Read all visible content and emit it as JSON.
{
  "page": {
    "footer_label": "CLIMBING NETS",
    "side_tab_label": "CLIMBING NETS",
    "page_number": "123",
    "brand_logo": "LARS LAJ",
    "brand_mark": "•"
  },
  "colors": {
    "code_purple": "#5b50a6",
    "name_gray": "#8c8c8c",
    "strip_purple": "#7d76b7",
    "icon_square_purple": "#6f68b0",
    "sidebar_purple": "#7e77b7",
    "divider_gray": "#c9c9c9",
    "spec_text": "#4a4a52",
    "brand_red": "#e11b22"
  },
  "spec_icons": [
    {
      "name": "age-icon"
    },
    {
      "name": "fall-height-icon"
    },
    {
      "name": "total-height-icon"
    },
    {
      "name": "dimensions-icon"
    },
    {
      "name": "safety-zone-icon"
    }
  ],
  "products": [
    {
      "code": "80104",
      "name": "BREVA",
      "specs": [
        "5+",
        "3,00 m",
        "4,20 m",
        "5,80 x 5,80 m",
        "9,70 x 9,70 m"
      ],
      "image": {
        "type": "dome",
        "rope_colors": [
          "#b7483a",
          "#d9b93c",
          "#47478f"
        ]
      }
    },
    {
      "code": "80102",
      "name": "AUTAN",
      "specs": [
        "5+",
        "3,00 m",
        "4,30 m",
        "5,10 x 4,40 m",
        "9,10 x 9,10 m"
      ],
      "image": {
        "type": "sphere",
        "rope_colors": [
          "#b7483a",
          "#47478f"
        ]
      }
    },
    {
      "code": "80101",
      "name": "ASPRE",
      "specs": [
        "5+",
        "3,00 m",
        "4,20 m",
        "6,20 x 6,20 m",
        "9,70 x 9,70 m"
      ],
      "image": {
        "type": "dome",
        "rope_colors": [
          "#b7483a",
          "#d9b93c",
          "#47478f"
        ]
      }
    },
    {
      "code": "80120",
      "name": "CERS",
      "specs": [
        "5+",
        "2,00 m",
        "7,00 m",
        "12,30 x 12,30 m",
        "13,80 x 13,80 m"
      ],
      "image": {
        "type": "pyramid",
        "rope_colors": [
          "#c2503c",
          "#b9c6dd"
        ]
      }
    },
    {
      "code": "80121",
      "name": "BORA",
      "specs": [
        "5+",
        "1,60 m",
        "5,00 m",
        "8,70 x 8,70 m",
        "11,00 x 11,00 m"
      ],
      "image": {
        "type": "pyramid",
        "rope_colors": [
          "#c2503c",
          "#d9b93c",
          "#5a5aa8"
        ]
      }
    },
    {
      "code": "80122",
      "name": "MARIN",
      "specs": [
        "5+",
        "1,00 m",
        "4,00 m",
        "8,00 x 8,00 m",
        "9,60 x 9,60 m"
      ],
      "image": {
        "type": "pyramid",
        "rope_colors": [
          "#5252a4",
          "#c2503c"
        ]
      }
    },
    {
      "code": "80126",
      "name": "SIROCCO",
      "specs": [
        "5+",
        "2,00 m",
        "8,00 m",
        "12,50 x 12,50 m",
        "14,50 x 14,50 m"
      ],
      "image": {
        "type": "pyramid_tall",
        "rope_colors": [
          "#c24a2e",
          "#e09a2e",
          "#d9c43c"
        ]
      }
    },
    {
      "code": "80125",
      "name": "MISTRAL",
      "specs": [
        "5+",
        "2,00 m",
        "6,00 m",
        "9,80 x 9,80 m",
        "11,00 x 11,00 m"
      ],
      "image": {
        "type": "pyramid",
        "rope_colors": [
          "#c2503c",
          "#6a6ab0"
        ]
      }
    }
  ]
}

TASK INSTRUCTIONS:
Report all lines of the data that include the word "height".

OUTPUT OF THE TASK:
      "name": "fall-height-icon"
      "name": "total-height-icon"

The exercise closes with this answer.